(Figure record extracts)
--- begin ---

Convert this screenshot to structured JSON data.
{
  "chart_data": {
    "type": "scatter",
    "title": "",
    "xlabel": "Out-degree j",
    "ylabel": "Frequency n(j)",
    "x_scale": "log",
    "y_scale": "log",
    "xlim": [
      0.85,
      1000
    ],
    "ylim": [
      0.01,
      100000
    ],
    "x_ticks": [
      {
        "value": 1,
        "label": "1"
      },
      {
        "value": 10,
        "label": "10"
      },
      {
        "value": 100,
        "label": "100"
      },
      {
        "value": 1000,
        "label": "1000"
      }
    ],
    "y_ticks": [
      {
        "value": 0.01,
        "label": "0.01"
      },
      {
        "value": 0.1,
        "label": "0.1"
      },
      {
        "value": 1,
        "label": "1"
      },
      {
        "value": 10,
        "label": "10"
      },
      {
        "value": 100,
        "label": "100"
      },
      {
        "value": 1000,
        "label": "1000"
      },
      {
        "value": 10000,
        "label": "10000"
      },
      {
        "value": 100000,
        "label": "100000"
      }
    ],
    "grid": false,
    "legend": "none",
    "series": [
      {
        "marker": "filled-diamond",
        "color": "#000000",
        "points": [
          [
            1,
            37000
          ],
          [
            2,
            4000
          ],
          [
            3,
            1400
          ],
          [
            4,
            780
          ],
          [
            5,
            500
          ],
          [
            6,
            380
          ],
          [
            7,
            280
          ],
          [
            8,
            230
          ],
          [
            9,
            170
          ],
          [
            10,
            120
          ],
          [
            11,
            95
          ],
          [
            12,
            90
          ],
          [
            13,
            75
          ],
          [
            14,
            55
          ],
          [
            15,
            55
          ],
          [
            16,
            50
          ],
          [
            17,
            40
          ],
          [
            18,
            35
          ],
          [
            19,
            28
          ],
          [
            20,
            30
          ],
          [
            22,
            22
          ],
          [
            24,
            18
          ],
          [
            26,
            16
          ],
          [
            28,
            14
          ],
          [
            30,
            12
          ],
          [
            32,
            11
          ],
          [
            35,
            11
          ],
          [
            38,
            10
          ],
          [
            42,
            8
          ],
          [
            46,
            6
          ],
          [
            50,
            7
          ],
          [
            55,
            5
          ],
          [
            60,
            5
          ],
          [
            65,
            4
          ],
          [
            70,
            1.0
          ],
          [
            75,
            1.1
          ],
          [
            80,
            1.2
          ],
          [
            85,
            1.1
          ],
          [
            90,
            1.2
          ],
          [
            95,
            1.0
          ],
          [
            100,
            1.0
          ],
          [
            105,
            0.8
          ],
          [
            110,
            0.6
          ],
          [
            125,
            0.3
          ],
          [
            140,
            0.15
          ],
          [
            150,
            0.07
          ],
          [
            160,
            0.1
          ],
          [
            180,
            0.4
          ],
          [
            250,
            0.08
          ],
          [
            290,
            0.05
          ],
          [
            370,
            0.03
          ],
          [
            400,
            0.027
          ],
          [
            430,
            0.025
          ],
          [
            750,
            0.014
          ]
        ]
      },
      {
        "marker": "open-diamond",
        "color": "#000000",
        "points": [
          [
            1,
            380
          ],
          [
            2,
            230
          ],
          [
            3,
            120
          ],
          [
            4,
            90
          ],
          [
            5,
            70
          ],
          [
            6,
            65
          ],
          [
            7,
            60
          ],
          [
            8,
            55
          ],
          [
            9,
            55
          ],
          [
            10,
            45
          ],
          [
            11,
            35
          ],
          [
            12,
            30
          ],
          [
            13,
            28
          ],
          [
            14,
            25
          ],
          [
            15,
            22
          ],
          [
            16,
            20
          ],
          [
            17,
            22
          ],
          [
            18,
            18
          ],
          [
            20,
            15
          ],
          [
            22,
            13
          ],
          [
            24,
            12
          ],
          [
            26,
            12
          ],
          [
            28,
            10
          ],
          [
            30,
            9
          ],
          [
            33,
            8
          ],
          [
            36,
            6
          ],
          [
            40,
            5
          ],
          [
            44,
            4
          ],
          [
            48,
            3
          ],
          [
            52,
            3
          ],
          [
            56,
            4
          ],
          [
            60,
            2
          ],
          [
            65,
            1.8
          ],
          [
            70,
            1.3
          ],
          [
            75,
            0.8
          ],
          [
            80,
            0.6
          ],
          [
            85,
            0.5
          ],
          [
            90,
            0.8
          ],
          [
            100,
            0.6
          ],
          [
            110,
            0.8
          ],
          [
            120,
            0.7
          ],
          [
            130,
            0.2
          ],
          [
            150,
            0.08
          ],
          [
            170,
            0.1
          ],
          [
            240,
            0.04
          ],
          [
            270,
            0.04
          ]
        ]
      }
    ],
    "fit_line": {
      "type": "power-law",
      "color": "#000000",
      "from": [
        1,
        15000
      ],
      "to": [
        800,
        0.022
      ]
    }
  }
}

--- end ---

Retype all of the data shown above, word for word.

- Solved exercise:
Convert this screenshot to structured JSON data.
{
  "chart_data": {
    "type": "scatter",
    "title": "",
    "xlabel": "Out-degree j",
    "ylabel": "Frequency n(j)",
    "x_scale": "log",
    "y_scale": "log",
    "xlim": [
      0.85,
      1000
    ],
    "ylim": [
      0.01,
      100000
    ],
    "x_ticks": [
      {
        "value": 1,
        "label": "1"
      },
      {
        "value": 10,
        "label": "10"
      },
      {
        "value": 100,
        "label": "100"
      },
      {
        "value": 1000,
        "label": "1000"
      }
    ],
    "y_ticks": [
      {
        "value": 0.01,
        "label": "0.01"
      },
      {
        "value": 0.1,
        "label": "0.1"
      },
      {
        "value": 1,
        "label": "1"
      },
      {
        "value": 10,
        "label": "10"
      },
      {
        "value": 100,
        "label": "100"
      },
      {
        "value": 1000,
        "label": "1000"
      },
      {
        "value": 10000,
        "label": "10000"
      },
      {
        "value": 100000,
        "label": "100000"
      }
    ],
    "grid": false,
    "legend": "none",
    "series": [
      {
        "marker": "filled-diamond",
        "color": "#000000",
        "points": [
          [
            1,
            37000
          ],
          [
            2,
            4000
          ],
          [
            3,
            1400
          ],
          [
            4,
            780
          ],
          [
            5,
            500
          ],
          [
            6,
            380
          ],
          [
            7,
            280
          ],
          [
            8,
            230
          ],
          [
            9,
            170
          ],
          [
            10,
            120
          ],
          [
            11,
            95
          ],
          [
            12,
            90
          ],
          [
            13,
            75
          ],
          [
            14,
            55
          ],
          [
            15,
            55
          ],
          [
            16,
            50
          ],
          [
            17,
            40
          ],
          [
            18,
            35
          ],
          [
            19,
            28
          ],
          [
            20,
            30
          ],
          [
            22,
            22
          ],
          [
            24,
            18
          ],
          [
            26,
            16
          ],
          [
            28,
            14
          ],
          [
            30,
            12
          ],
          [
            32,
            11
          ],
          [
            35,
            11
          ],
          [
            38,
            10
          ],
          [
            42,
            8
          ],
          [
            46,
            6
          ],
          [
            50,
            7
          ],
          [
            55,
            5
          ],
          [
            60,
            5
          ],
          [
            65,
            4
          ],
          [
            70,
            1.0
          ],
          [
            75,
            1.1
          ],
          [
            80,
            1.2
          ],
          [
            85,
            1.1
          ],
          [
            90,
            1.2
          ],
          [
            95,
            1.0
          ],
          [
            100,
            1.0
          ],
          [
            105,
            0.8
          ],
          [
            110,
            0.6
          ],
          [
            125,
            0.3
          ],
          [
            140,
            0.15
          ],
          [
            150,
            0.07
          ],
          [
            160,
            0.1
          ],
          [
            180,
            0.4
          ],
          [
            250,
            0.08
          ],
          [
            290,
            0.05
          ],
          [
            370,
            0.03
          ],
          [
            400,
            0.027
          ],
          [
            430,
            0.025
          ],
          [
            750,
            0.014
          ]
        ]
      },
      {
        "marker": "open-diamond",
        "color": "#000000",
        "points": [
          [
            1,
            380
          ],
          [
            2,
            230
          ],
          [
            3,
            120
          ],
          [
            4,
            90
          ],
          [
            5,
            70
          ],
          [
            6,
            65
          ],
          [
            7,
            60
          ],
          [
            8,
            55
          ],
          [
            9,
            55
          ],
          [
            10,
            45
          ],
          [
            11,
            35
          ],
          [
            12,
            30
          ],
          [
            13,
            28
          ],
          [
            14,
            25
          ],
          [
            15,
            22
          ],
          [
            16,
            20
          ],
          [
            17,
            22
          ],
          [
            18,
            18
          ],
          [
            20,
            15
          ],
          [
            22,
            13
          ],
          [
            24,
            12
          ],
          [
            26,
            12
          ],
          [
            28,
            10
          ],
          [
            30,
            9
          ],
          [
            33,
            8
          ],
          [
            36,
            6
          ],
          [
            40,
            5
          ],
          [
            44,
            4
          ],
          [
            48,
            3
          ],
          [
            52,
            3
          ],
          [
            56,
            4
          ],
          [
            60,
            2
          ],
          [
            65,
            1.8
          ],
          [
            70,
            1.3
          ],
          [
            75,
            0.8
          ],
          [
            80,
            0.6
          ],
          [
            85,
            0.5
          ],
          [
            90,
            0.8
          ],
          [
            100,
            0.6
          ],
          [
            110,
            0.8
          ],
          [
            120,
            0.7
          ],
          [
            130,
            0.2
          ],
          [
            150,
            0.08
          ],
          [
            170,
            0.1
          ],
          [
            240,
            0.04
          ],
          [
            270,
            0.04
          ]
        ]
      }
    ],
    "fit_line": {
      "type": "power-law",
      "color": "#000000",
      "from": [
        1,
        15000
      ],
      "to": [
        800,
        0.022
      ]
    }
  }
}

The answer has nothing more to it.